• [Work instruction]:
Resume the passage on regional Medicare spending and health, picking up right after its last sentence.

• [Passage for review]:
"""
Another approach that Reschovsky et al. (2013) use to address the reverse-causation problem is to focus on “non-discretionary” measures of disease, like hip fractures, which they find are considerably higher in high-cost regions. Wouldn’t that lend credence to their claim that poor health explains higher spending? I believe the answer is still no – because we cannot reproduce even those basic findings when we use our population-based Medicare claims data. For example, in their study, enrollees in the highest-spending quintile are 73% more likely to report hip fractures/dislocations. In our Medicare data, the equivalent ratio for hip fractures is just 13.5%. They also find much larger differences in mortality rates between the lowest and highest quintiles, again on the order of three times what we find. (When I tried to match their smaller sample of sites to our HRR-level data, I found no difference at all in mortality rates between high and low-expenditure regions.)
"""
Items from a data source
"""
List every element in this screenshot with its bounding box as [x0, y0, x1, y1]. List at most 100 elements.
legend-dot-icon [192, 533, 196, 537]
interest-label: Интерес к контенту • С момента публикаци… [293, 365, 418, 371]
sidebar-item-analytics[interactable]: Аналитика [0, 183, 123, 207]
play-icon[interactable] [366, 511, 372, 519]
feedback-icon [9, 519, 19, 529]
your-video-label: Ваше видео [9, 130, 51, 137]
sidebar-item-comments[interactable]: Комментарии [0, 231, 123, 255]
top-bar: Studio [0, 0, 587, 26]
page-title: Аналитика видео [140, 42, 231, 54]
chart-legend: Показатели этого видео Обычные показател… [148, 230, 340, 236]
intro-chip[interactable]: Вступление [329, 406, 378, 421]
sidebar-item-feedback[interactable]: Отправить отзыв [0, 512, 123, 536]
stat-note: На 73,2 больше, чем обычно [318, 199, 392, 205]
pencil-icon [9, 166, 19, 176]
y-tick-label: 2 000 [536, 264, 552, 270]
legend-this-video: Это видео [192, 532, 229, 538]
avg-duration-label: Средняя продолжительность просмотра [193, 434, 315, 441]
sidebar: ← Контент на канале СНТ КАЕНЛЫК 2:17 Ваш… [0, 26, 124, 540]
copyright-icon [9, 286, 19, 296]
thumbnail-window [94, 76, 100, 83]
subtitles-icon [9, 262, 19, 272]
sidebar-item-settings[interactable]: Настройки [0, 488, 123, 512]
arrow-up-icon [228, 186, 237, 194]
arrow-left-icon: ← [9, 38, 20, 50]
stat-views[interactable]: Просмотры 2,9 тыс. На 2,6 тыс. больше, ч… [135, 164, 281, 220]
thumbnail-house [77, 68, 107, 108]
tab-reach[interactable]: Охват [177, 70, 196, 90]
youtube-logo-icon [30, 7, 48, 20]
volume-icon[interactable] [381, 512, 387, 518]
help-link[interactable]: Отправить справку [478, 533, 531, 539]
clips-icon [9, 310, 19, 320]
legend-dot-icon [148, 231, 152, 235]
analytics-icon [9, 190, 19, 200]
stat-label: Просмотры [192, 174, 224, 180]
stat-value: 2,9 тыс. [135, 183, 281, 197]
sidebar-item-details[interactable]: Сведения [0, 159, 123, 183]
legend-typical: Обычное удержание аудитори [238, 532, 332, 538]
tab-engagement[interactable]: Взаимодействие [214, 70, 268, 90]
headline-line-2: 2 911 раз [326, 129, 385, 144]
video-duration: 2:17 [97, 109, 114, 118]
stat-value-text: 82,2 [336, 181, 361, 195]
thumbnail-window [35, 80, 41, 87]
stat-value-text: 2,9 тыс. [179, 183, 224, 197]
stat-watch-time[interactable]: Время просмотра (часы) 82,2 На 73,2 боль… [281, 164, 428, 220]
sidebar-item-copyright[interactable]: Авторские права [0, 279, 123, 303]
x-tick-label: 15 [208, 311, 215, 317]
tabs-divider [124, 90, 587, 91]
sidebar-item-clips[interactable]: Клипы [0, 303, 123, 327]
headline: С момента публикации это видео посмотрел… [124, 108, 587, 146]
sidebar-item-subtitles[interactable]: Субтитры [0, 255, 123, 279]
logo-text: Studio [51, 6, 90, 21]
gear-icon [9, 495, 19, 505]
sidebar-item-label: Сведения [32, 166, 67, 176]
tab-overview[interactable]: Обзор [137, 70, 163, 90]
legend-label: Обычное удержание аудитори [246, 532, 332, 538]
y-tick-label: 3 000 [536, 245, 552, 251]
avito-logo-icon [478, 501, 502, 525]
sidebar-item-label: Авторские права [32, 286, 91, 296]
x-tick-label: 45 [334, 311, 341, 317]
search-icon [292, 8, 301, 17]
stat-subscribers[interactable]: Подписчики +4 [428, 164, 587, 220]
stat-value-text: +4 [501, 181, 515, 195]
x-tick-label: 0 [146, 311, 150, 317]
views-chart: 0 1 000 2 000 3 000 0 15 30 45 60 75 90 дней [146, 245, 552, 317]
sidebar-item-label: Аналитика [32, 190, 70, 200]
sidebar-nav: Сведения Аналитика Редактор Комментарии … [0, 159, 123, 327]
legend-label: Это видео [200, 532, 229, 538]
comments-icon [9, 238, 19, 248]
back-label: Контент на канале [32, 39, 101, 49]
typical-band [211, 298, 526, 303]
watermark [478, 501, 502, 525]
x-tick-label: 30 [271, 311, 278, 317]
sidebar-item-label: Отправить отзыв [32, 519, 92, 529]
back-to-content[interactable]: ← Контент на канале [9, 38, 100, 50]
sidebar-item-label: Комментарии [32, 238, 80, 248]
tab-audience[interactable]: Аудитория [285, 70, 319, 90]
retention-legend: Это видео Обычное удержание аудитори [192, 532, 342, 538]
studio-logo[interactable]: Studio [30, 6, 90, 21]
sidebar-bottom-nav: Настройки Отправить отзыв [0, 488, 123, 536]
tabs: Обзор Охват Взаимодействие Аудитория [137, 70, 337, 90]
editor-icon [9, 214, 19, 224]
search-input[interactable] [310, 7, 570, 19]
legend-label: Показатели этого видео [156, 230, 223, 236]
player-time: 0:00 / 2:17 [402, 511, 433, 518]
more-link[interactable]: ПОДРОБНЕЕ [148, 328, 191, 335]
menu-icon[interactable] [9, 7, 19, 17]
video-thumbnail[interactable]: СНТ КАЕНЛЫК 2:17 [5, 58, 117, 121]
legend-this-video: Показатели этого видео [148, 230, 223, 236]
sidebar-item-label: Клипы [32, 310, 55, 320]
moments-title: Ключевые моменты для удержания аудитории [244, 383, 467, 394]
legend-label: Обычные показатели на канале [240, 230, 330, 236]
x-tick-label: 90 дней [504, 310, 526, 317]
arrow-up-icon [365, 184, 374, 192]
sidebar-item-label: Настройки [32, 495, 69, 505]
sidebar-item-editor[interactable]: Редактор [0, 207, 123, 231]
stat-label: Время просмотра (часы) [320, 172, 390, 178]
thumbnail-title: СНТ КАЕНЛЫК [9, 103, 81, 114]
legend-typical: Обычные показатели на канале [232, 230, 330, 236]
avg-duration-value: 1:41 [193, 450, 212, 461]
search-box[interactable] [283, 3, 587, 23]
"""
• [Response]:
Why the divergence? I’m not entirely sure, but I suspect that it’s because their sample is based on physicians, not patients. In high-cost regions, patients, particularly sick ones, see many different physicians, often specialists. Thus a sample of physicians in a high-cost region will unearth sicker patients, leading to a sample design with built-in biases. They acknowledge this problem and to their credit have attempted to reweight the data to avoid such biases. But I am not convinced that the reweighting fixes the fundamental flaws of their original sample, given that their sample does not match even the basic empirical patterns observed in the nationally representative Medicare claims data.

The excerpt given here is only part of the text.